Task details: List all lines of the data containing the word "Connected".
===============
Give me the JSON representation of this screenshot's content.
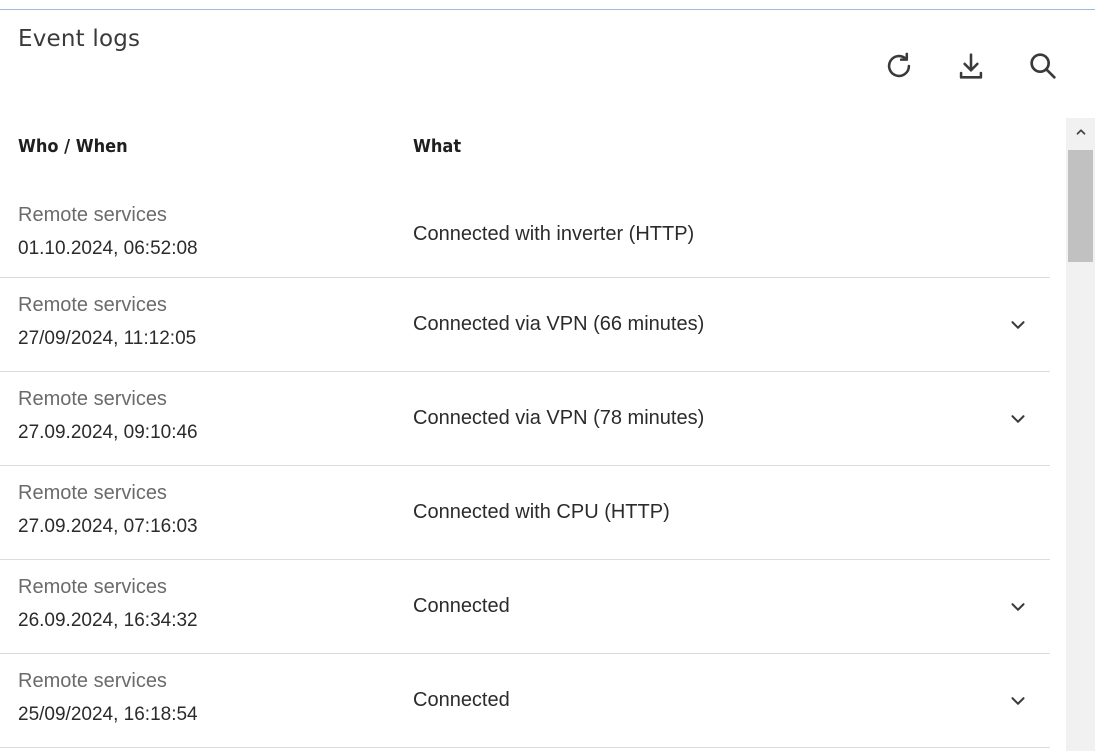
{
  "panel": {
    "title": "Event logs"
  },
  "toolbar": {
    "refresh_icon": "refresh-icon",
    "download_icon": "download-icon",
    "search_icon": "search-icon"
  },
  "table": {
    "headers": {
      "who_when": "Who / When",
      "what": "What"
    },
    "rows": [
      {
        "who": "Remote services",
        "when": "01.10.2024, 06:52:08",
        "what": "Connected with inverter (HTTP)",
        "expandable": false
      },
      {
        "who": "Remote services",
        "when": "27/09/2024, 11:12:05",
        "what": "Connected via VPN (66 minutes)",
        "expandable": true
      },
      {
        "who": "Remote services",
        "when": "27.09.2024, 09:10:46",
        "what": "Connected via VPN (78 minutes)",
        "expandable": true
      },
      {
        "who": "Remote services",
        "when": "27.09.2024, 07:16:03",
        "what": "Connected with CPU (HTTP)",
        "expandable": false
      },
      {
        "who": "Remote services",
        "when": "26.09.2024, 16:34:32",
        "what": "Connected",
        "expandable": true
      },
      {
        "who": "Remote services",
        "when": "25/09/2024, 16:18:54",
        "what": "Connected",
        "expandable": true
      }
    ]
  },
  "colors": {
    "accent_rule": "#9dbbe0",
    "icon": "#3a3a3a",
    "muted_text": "#6b6b6b",
    "divider": "#dcdcdc"
  }
}
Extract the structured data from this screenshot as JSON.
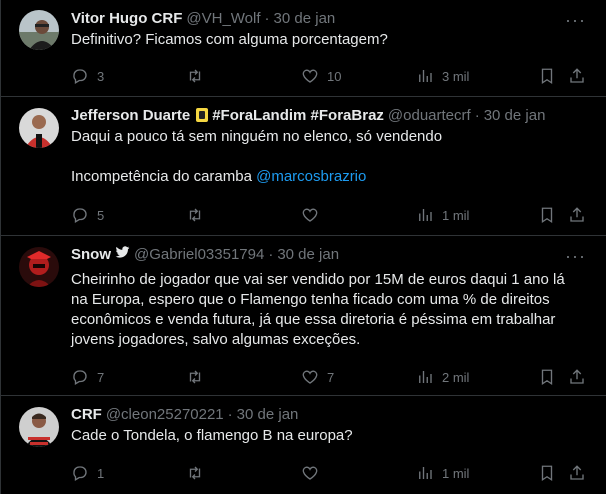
{
  "tweets": [
    {
      "name": "Vitor Hugo CRF",
      "handle": "@VH_Wolf",
      "date": "30 de jan",
      "text": [
        "Definitivo? Ficamos com alguma porcentagem?"
      ],
      "replies": "3",
      "retweets": "",
      "likes": "10",
      "views": "3 mil"
    },
    {
      "name": "Jefferson Duarte",
      "tags": "#ForaLandim #ForaBraz",
      "handle": "@oduartecrf",
      "date": "30 de jan",
      "text1": "Daqui a pouco tá sem ninguém no elenco, só vendendo",
      "text2": "Incompetência do caramba",
      "mention": "@marcosbrazrio",
      "replies": "5",
      "retweets": "",
      "likes": "",
      "views": "1 mil"
    },
    {
      "name": "Snow",
      "handle": "@Gabriel03351794",
      "date": "30 de jan",
      "text": [
        "Cheirinho de jogador que vai ser vendido por 15M de euros daqui 1 ano lá",
        "na Europa, espero que o Flamengo tenha ficado com uma % de direitos",
        "econômicos e venda futura, já que essa diretoria é péssima em trabalhar",
        "jovens jogadores, salvo algumas exceções."
      ],
      "replies": "7",
      "retweets": "",
      "likes": "7",
      "views": "2 mil"
    },
    {
      "name": "CRF",
      "handle": "@cleon25270221",
      "date": "30 de jan",
      "text": [
        "Cade o Tondela, o flamengo B na europa?"
      ],
      "replies": "1",
      "retweets": "",
      "likes": "",
      "views": "1 mil"
    }
  ],
  "more_glyph": "···",
  "dot": "·"
}
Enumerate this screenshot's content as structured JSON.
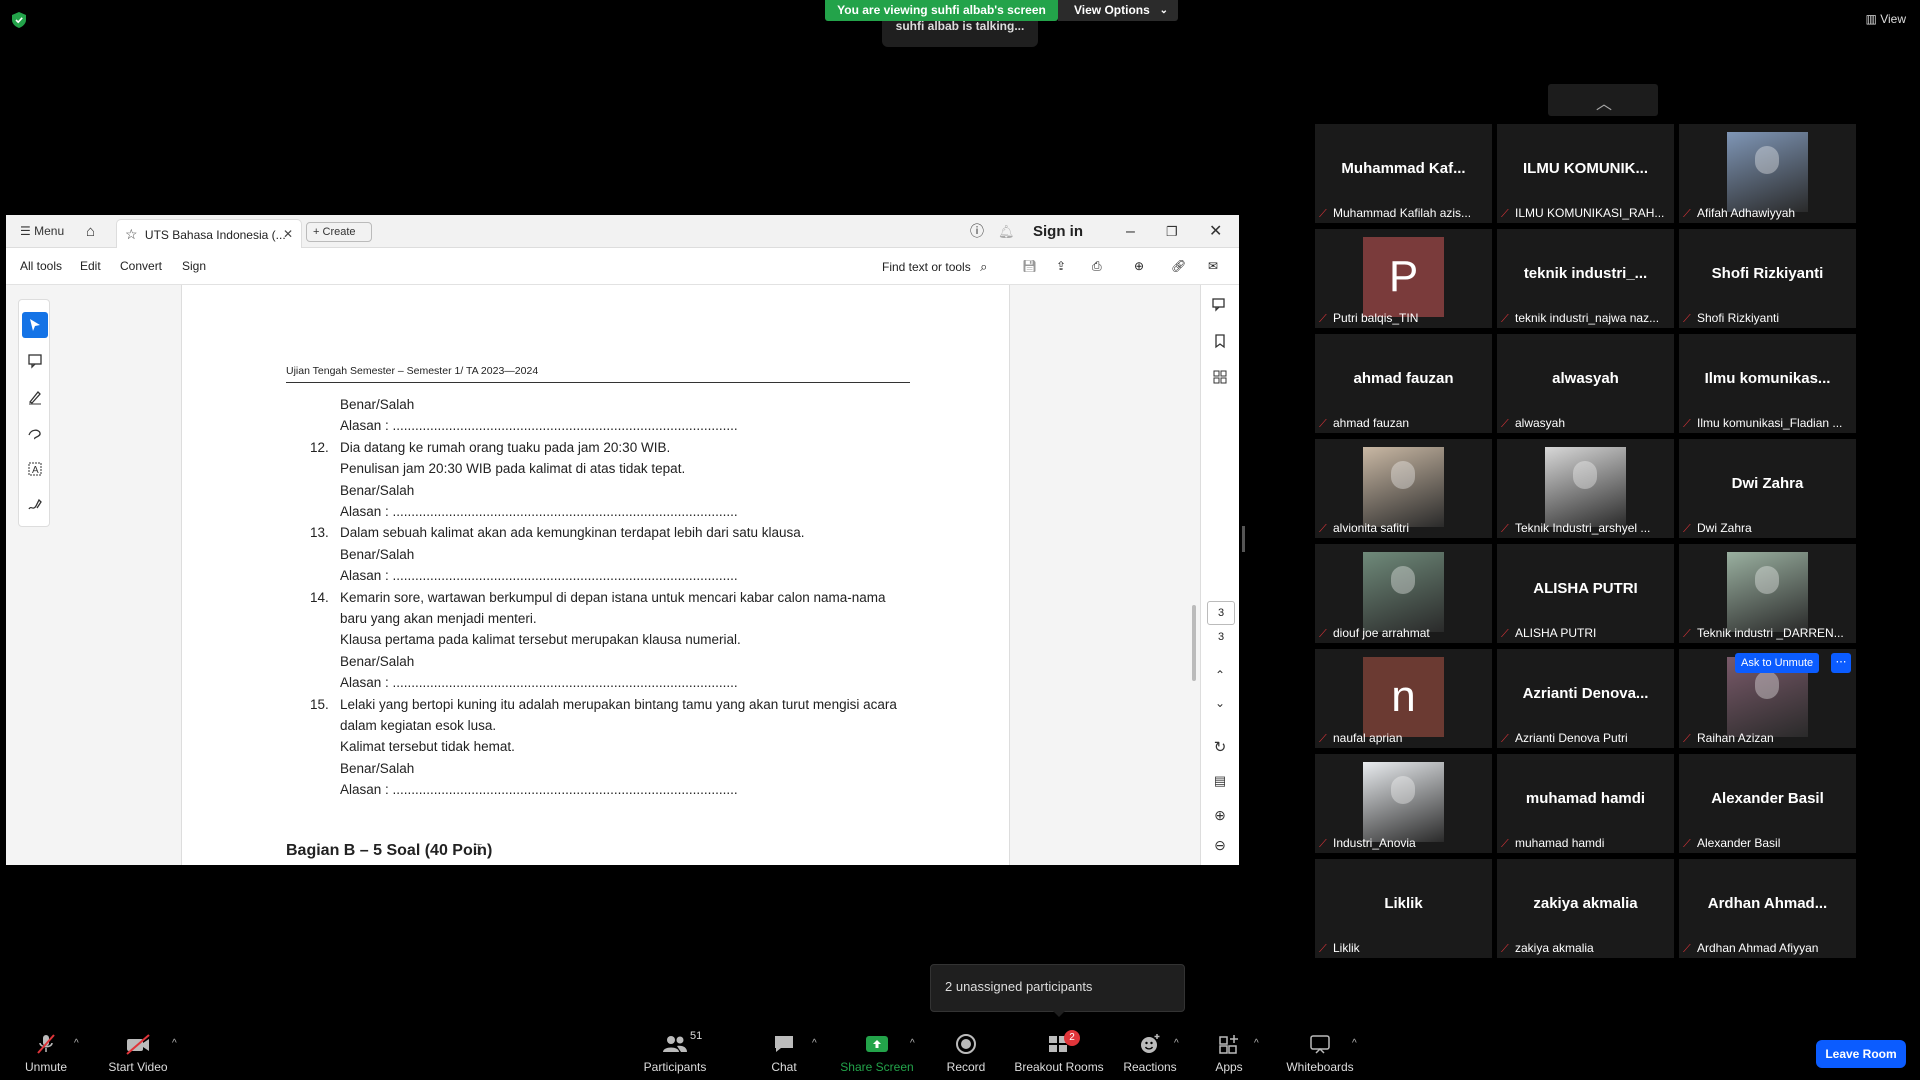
{
  "banner": {
    "viewing": "You are viewing suhfi albab's screen",
    "view_options": "View Options",
    "talking": "suhfi albab is talking..."
  },
  "view_label": "View",
  "window": {
    "menu": "Menu",
    "tab_title": "UTS Bahasa Indonesia (...",
    "create": "Create",
    "sign_in": "Sign in",
    "tools": [
      "All tools",
      "Edit",
      "Convert",
      "Sign"
    ],
    "find": "Find text or tools",
    "page_box": "3",
    "page_total": "3"
  },
  "document": {
    "header": "Ujian Tengah Semester  – Semester 1/ TA 2023—2024",
    "lines": [
      {
        "num": "",
        "text": "Benar/Salah"
      },
      {
        "num": "",
        "text": "Alasan : ............................................................................................"
      },
      {
        "num": "12.",
        "text": "Dia datang ke rumah orang tuaku pada jam 20:30 WIB."
      },
      {
        "num": "",
        "text": "Penulisan jam 20:30 WIB pada kalimat di atas tidak tepat."
      },
      {
        "num": "",
        "text": "Benar/Salah"
      },
      {
        "num": "",
        "text": "Alasan : ............................................................................................"
      },
      {
        "num": "13.",
        "text": "Dalam sebuah kalimat akan ada kemungkinan terdapat lebih dari satu klausa."
      },
      {
        "num": "",
        "text": "Benar/Salah"
      },
      {
        "num": "",
        "text": "Alasan : ............................................................................................"
      },
      {
        "num": "14.",
        "text": "Kemarin sore, wartawan berkumpul di depan istana untuk mencari kabar calon nama-nama"
      },
      {
        "num": "",
        "text": "baru yang akan menjadi menteri."
      },
      {
        "num": "",
        "text": "Klausa pertama pada kalimat tersebut merupakan klausa numerial."
      },
      {
        "num": "",
        "text": "Benar/Salah"
      },
      {
        "num": "",
        "text": "Alasan : ............................................................................................"
      },
      {
        "num": "15.",
        "text": "Lelaki yang bertopi kuning itu adalah merupakan bintang tamu yang akan turut mengisi acara"
      },
      {
        "num": "",
        "text": "dalam kegiatan esok lusa."
      },
      {
        "num": "",
        "text": "Kalimat tersebut tidak hemat."
      },
      {
        "num": "",
        "text": "Benar/Salah"
      },
      {
        "num": "",
        "text": "Alasan : ............................................................................................"
      }
    ],
    "section": "Bagian B – 5 Soal (40 Poin)"
  },
  "participants": [
    {
      "display": "Muhammad  Kaf...",
      "label": "Muhammad Kafilah azis...",
      "type": "name"
    },
    {
      "display": "ILMU  KOMUNIK...",
      "label": "ILMU KOMUNIKASI_RAH...",
      "type": "name"
    },
    {
      "display": "",
      "label": "Afifah Adhawiyyah",
      "type": "photo",
      "color": "#7f96b6"
    },
    {
      "display": "P",
      "label": "Putri balqis_TIN",
      "type": "letter",
      "color": "#7a3b3b"
    },
    {
      "display": "teknik  industri_...",
      "label": "teknik industri_najwa naz...",
      "type": "name"
    },
    {
      "display": "Shofi Rizkiyanti",
      "label": "Shofi Rizkiyanti",
      "type": "name"
    },
    {
      "display": "ahmad fauzan",
      "label": "ahmad fauzan",
      "type": "name"
    },
    {
      "display": "alwasyah",
      "label": "alwasyah",
      "type": "name"
    },
    {
      "display": "Ilmu  komunikas...",
      "label": "Ilmu komunikasi_Fladian ...",
      "type": "name"
    },
    {
      "display": "",
      "label": "alvionita safitri",
      "type": "photo",
      "color": "#c9b8a4"
    },
    {
      "display": "",
      "label": "Teknik Industri_arshyel ...",
      "type": "photo",
      "color": "#d8d8d8"
    },
    {
      "display": "Dwi Zahra",
      "label": "Dwi Zahra",
      "type": "name"
    },
    {
      "display": "",
      "label": "diouf joe arrahmat",
      "type": "photo",
      "color": "#6f8a7a"
    },
    {
      "display": "ALISHA PUTRI",
      "label": "ALISHA PUTRI",
      "type": "name"
    },
    {
      "display": "",
      "label": "Teknik industri _DARREN...",
      "type": "photo",
      "color": "#9ab0a0"
    },
    {
      "display": "n",
      "label": "naufal aprian",
      "type": "letter",
      "color": "#6b3a32"
    },
    {
      "display": "Azrianti  Denova...",
      "label": "Azrianti Denova Putri",
      "type": "name"
    },
    {
      "display": "",
      "label": "Raihan Azizan",
      "type": "photo",
      "color": "#7a5a6a",
      "ask": "Ask to Unmute"
    },
    {
      "display": "",
      "label": "Industri_Anovia",
      "type": "photo",
      "color": "#e9ecef"
    },
    {
      "display": "muhamad hamdi",
      "label": "muhamad hamdi",
      "type": "name"
    },
    {
      "display": "Alexander Basil",
      "label": "Alexander Basil",
      "type": "name"
    },
    {
      "display": "Liklik",
      "label": "Liklik",
      "type": "name"
    },
    {
      "display": "zakiya akmalia",
      "label": "zakiya akmalia",
      "type": "name"
    },
    {
      "display": "Ardhan  Ahmad...",
      "label": "Ardhan Ahmad Afiyyan",
      "type": "name"
    }
  ],
  "toolbar": {
    "unmute": "Unmute",
    "start_video": "Start Video",
    "participants": "Participants",
    "participants_count": "51",
    "chat": "Chat",
    "share_screen": "Share Screen",
    "record": "Record",
    "breakout": "Breakout Rooms",
    "breakout_badge": "2",
    "reactions": "Reactions",
    "apps": "Apps",
    "whiteboards": "Whiteboards",
    "leave": "Leave Room"
  },
  "tooltip": "2 unassigned participants",
  "colors": {
    "zoom_green": "#23a34a",
    "zoom_blue": "#0b5cff",
    "mute_red": "#e0353a",
    "tile_bg": "#1a1a1a"
  }
}
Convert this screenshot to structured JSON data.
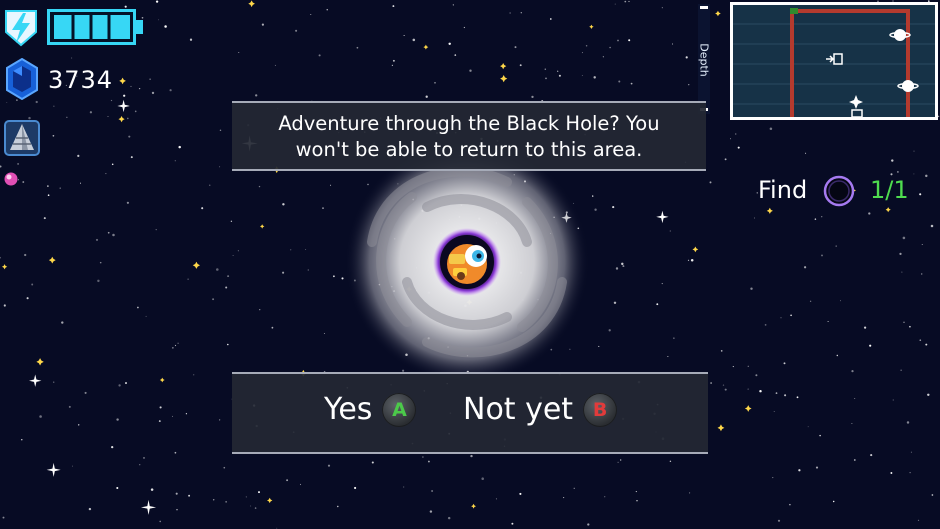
===============
Completed exercise:
        "what": "Connected with inverter (HTTP)",
        "what": "Connected via VPN (66 minutes)",
        "what": "Connected via VPN (78 minutes)",
        "what": "Connected with CPU (HTTP)",
        "what": "Connected",
        "what": "Connected",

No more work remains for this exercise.